# Short problem
Gather up the lines that contain "Carabinieri".

-- Start Record excerpts --

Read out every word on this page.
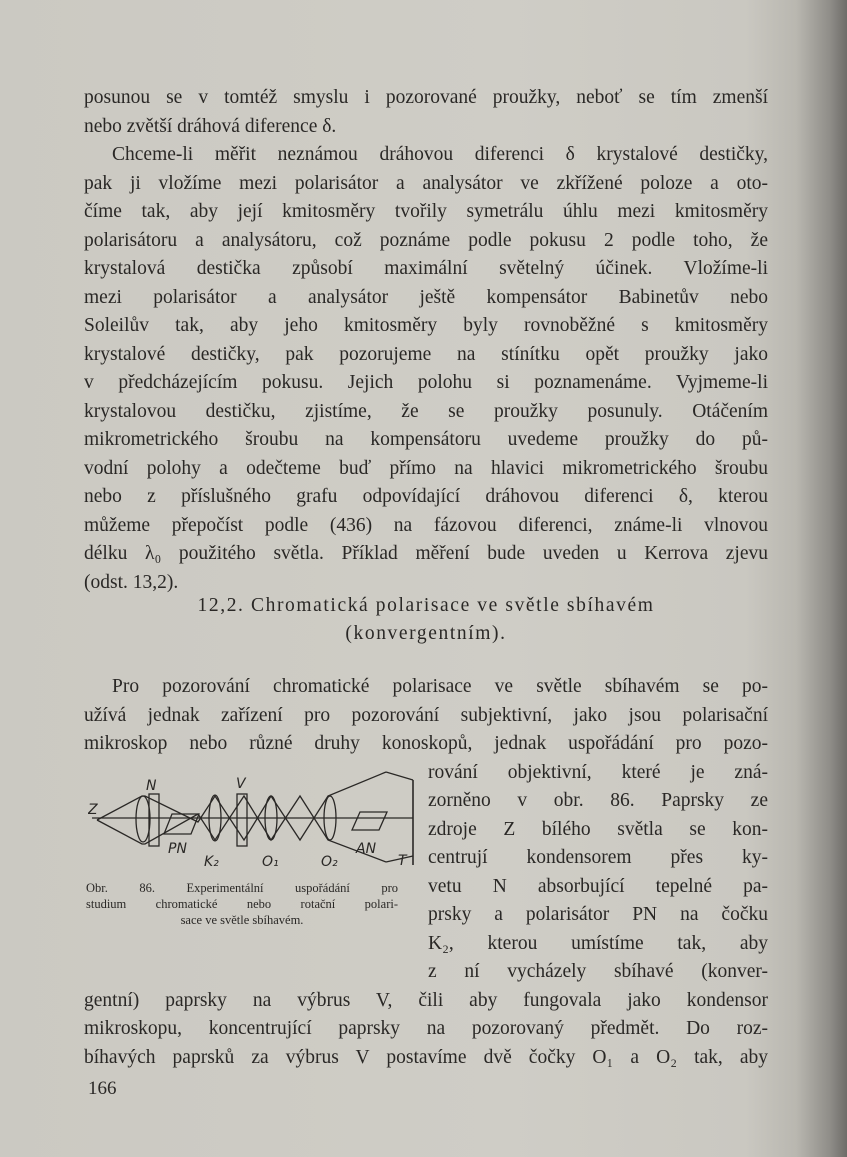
posunou se v tomtéž smyslu i pozorované proužky, neboť se tím zmenší
nebo zvětší dráhová diference δ.
Chceme-li měřit neznámou dráhovou diferenci δ krystalové destičky,
pak ji vložíme mezi polarisátor a analysátor ve zkřížené poloze a oto-
číme tak, aby její kmitosměry tvořily symetrálu úhlu mezi kmitosměry
polarisátoru a analysátoru, což poznáme podle pokusu 2 podle toho, že
krystalová destička způsobí maximální světelný účinek. Vložíme-li
mezi polarisátor a analysátor ještě kompensátor Babinetův nebo
Soleilův tak, aby jeho kmitosměry byly rovnoběžné s kmitosměry
krystalové destičky, pak pozorujeme na stínítku opět proužky jako
v předcházejícím pokusu. Jejich polohu si poznamenáme. Vyjmeme-li
krystalovou destičku, zjistíme, že se proužky posunuly. Otáčením
mikrometrického šroubu na kompensátoru uvedeme proužky do pů-
vodní polohy a odečteme buď přímo na hlavici mikrometrického šroubu
nebo z příslušného grafu odpovídající dráhovou diferenci δ, kterou
můžeme přepočíst podle (436) na fázovou diferenci, známe-li vlnovou
délku λ₀ použitého světla. Příklad měření bude uveden u Kerrova zjevu
(odst. 13,2).
Pro pozorování chromatické polarisace ve světle sbíhavém se po-
užívá jednak zařízení pro pozorování subjektivní, jako jsou polarisační
mikroskop nebo různé druhy konoskopů, jednak uspořádání pro pozo-
rování objektivní, které je zná-
zorněno v obr. 86. Paprsky ze
zdroje Z bílého světla se kon-
centrují kondensorem přes ky-
vetu N absorbující tepelné pa-
prsky a polarisátor PN na čočku
K₂, kterou umístíme tak, aby
z ní vycházely sbíhavé (konver-
gentní) paprsky na výbrus V, čili aby fungovala jako kondensor
mikroskopu, koncentrující paprsky na pozorovaný předmět. Do roz-
bíhavých paprsků za výbrus V postavíme dvě čočky O₁ a O₂ tak, aby
12,2. Chromatická polarisace ve světle sbíhavém
(konvergentním).
Z
N
PN
V
K₂	O₁	O₂
AN
T
Obr. 86. Experimentální uspořádání pro
studium chromatické nebo rotační polari-
sace ve světle sbíhavém.
166
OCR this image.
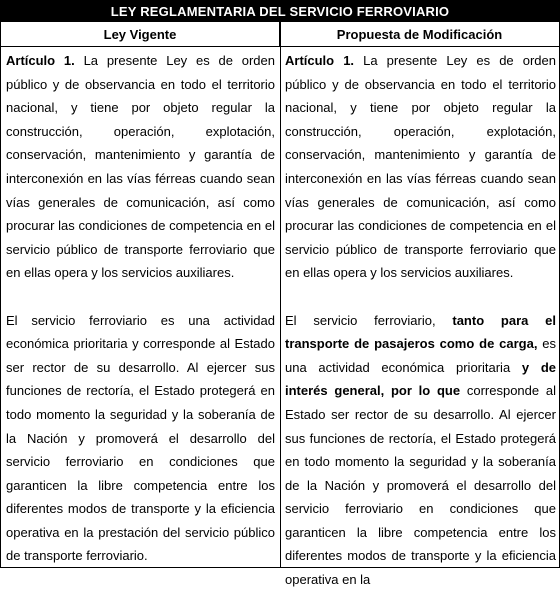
LEY REGLAMENTARIA DEL SERVICIO FERROVIARIO
Ley Vigente	Propuesta de Modificación

Artículo 1. La presente Ley es de orden público y de observancia en todo el territorio nacional, y tiene por objeto regular la construcción, operación, explotación, conservación, mantenimiento y garantía de interconexión en las vías férreas cuando sean vías generales de comunicación, así como procurar las condiciones de competencia en el servicio público de transporte ferroviario que en ellas opera y los servicios auxiliares.

El servicio ferroviario es una actividad económica prioritaria y corresponde al Estado ser rector de su desarrollo. Al ejercer sus funciones de rectoría, el Estado protegerá en todo momento la seguridad y la soberanía de la Nación y promoverá el desarrollo del servicio ferroviario en condiciones que garanticen la libre competencia entre los diferentes modos de transporte y la eficiencia operativa en la prestación del servicio público de transporte ferroviario.

Artículo 1. La presente Ley es de orden público y de observancia en todo el territorio nacional, y tiene por objeto regular la construcción, operación, explotación, conservación, mantenimiento y garantía de interconexión en las vías férreas cuando sean vías generales de comunicación, así como procurar las condiciones de competencia en el servicio público de transporte ferroviario que en ellas opera y los servicios auxiliares.

El servicio ferroviario, tanto para el transporte de pasajeros como de carga, es una actividad económica prioritaria y de interés general, por lo que corresponde al Estado ser rector de su desarrollo. Al ejercer sus funciones de rectoría, el Estado protegerá en todo momento la seguridad y la soberanía de la Nación y promoverá el desarrollo del servicio ferroviario en condiciones que garanticen la libre competencia entre los diferentes modos de transporte y la eficiencia operativa en la
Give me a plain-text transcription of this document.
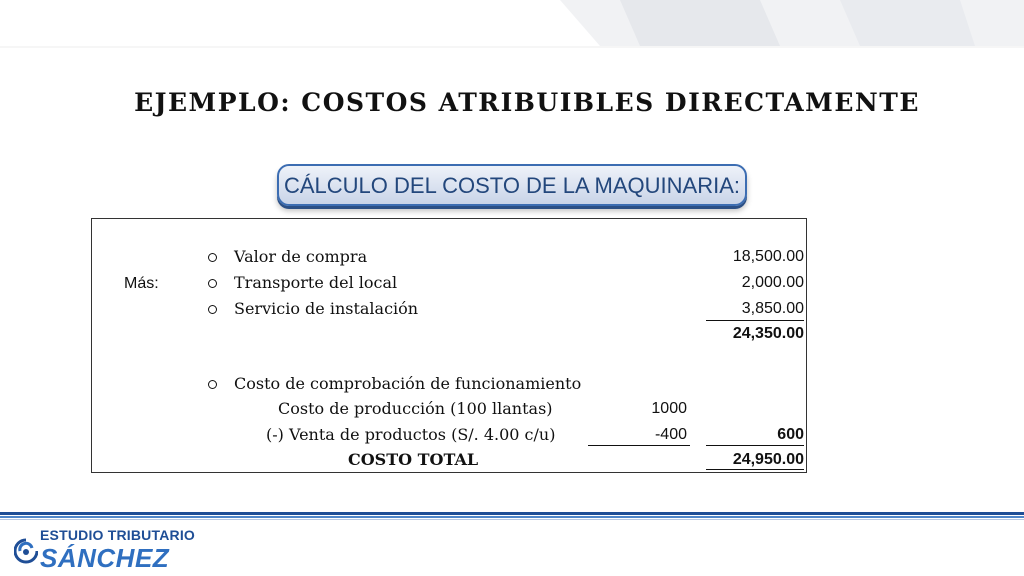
EJEMPLO: COSTOS ATRIBUIBLES DIRECTAMENTE
CÁLCULO DEL COSTO DE LA MAQUINARIA:
Más:
Valor de compra	18,500.00
Transporte del local	2,000.00
Servicio de instalación	3,850.00
24,350.00
Costo de comprobación de funcionamiento
Costo de producción (100 llantas)	1000
(-) Venta de productos (S/. 4.00 c/u)	-400	600
COSTO TOTAL	24,950.00
ESTUDIO TRIBUTARIO
SÁNCHEZ
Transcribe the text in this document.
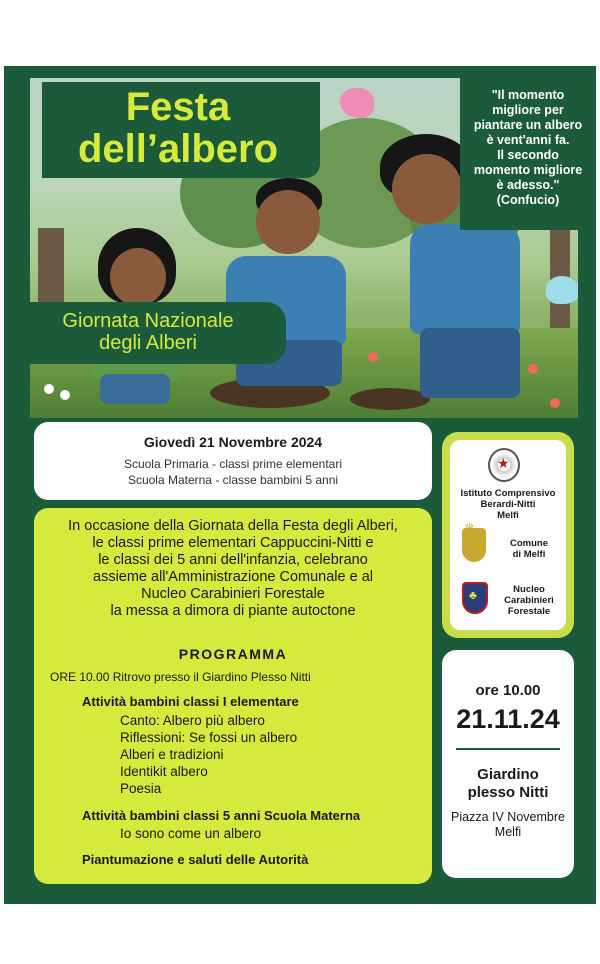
Festa
dell’albero
"Il momento
migliore per
piantare un albero
è vent'anni fa.
Il secondo
momento migliore
è adesso."
(Confucio)
Giornata Nazionale
degli Alberi
Giovedì 21 Novembre 2024
Scuola Primaria - classi prime elementari
Scuola Materna - classe bambini 5 anni
★
Istituto Comprensivo
Berardi-Nitti
Melfi
Comune
di Melfi
♣	Nucleo
Carabinieri
Forestale
In occasione della Giornata della Festa degli Alberi,
le classi prime elementari Cappuccini-Nitti e
le classi dei 5 anni dell'infanzia, celebrano
assieme all'Amministrazione Comunale e al
Nucleo Carabinieri Forestale
la messa a dimora di piante autoctone
PROGRAMMA
ORE 10.00 Ritrovo presso il Giardino Plesso Nitti
Attività bambini classi I elementare
Canto: Albero più albero
Riflessioni: Se fossi un albero
Alberi e tradizioni
Identikit albero
Poesia
Attività bambini classi 5 anni Scuola Materna
Io sono come un albero
Piantumazione e saluti delle Autorità
ore 10.00
21.11.24
Giardino
plesso Nitti
Piazza IV Novembre
Melfi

-- End Record excerpts --

# Exercise answer
Carabinieri
Nucleo Carabinieri Forestale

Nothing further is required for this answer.